■ **TASK INSTRUCTIONS**
Give the listing again in full, exactly as written.

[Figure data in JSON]

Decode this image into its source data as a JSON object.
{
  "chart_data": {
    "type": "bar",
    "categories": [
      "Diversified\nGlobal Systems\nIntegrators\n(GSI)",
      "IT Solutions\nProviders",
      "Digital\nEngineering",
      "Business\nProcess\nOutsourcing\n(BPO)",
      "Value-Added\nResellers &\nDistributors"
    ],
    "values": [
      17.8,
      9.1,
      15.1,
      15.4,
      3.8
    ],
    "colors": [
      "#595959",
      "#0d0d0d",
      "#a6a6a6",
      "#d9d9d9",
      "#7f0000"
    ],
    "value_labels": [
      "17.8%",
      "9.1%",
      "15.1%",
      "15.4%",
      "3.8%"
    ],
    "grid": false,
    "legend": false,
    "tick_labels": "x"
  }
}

■ **TASK SOLUTION**
Decode this image into its source data as a JSON object.
{
  "chart_data": {
    "type": "bar",
    "categories": [
      "Diversified\nGlobal Systems\nIntegrators\n(GSI)",
      "IT Solutions\nProviders",
      "Digital\nEngineering",
      "Business\nProcess\nOutsourcing\n(BPO)",
      "Value-Added\nResellers &\nDistributors"
    ],
    "values": [
      17.8,
      9.1,
      15.1,
      15.4,
      3.8
    ],
    "colors": [
      "#595959",
      "#0d0d0d",
      "#a6a6a6",
      "#d9d9d9",
      "#7f0000"
    ],
    "value_labels": [
      "17.8%",
      "9.1%",
      "15.1%",
      "15.4%",
      "3.8%"
    ],
    "grid": false,
    "legend": false,
    "tick_labels": "x"
  }
}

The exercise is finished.